● Goal of the exercise:
Output the full listing below exactly as it reads, and skip anything that is a picture.
[BEGIN Data extract]
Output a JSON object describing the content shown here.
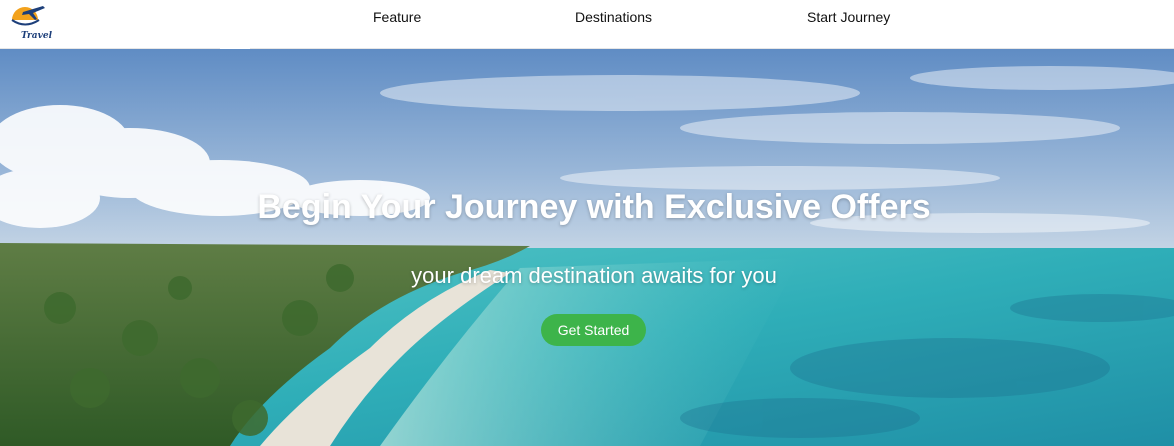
{
  "header": {
    "logo": {
      "icon": "travel-logo-icon",
      "text": "Travel"
    },
    "nav": [
      {
        "label": "Feature"
      },
      {
        "label": "Destinations"
      },
      {
        "label": "Start Journey"
      }
    ]
  },
  "hero": {
    "title": "Begin Your Journey with Exclusive Offers",
    "subtitle": "your dream destination awaits for you",
    "cta_label": "Get Started",
    "background": "aerial-beach-coastline-image"
  },
  "colors": {
    "cta": "#3db44a",
    "nav_text": "#111111",
    "hero_text": "#ffffff",
    "sky": "#6f98c8",
    "sea": "#3fbfc2"
  }
}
[END Data extract]
● Exercise solution:
Output a JSON object describing the content shown here.
{
  "header": {
    "logo": {
      "icon": "travel-logo-icon",
      "text": "Travel"
    },
    "nav": [
      {
        "label": "Feature"
      },
      {
        "label": "Destinations"
      },
      {
        "label": "Start Journey"
      }
    ]
  },
  "hero": {
    "title": "Begin Your Journey with Exclusive Offers",
    "subtitle": "your dream destination awaits for you",
    "cta_label": "Get Started",
    "background": "aerial-beach-coastline-image"
  },
  "colors": {
    "cta": "#3db44a",
    "nav_text": "#111111",
    "hero_text": "#ffffff",
    "sky": "#6f98c8",
    "sea": "#3fbfc2"
  }
}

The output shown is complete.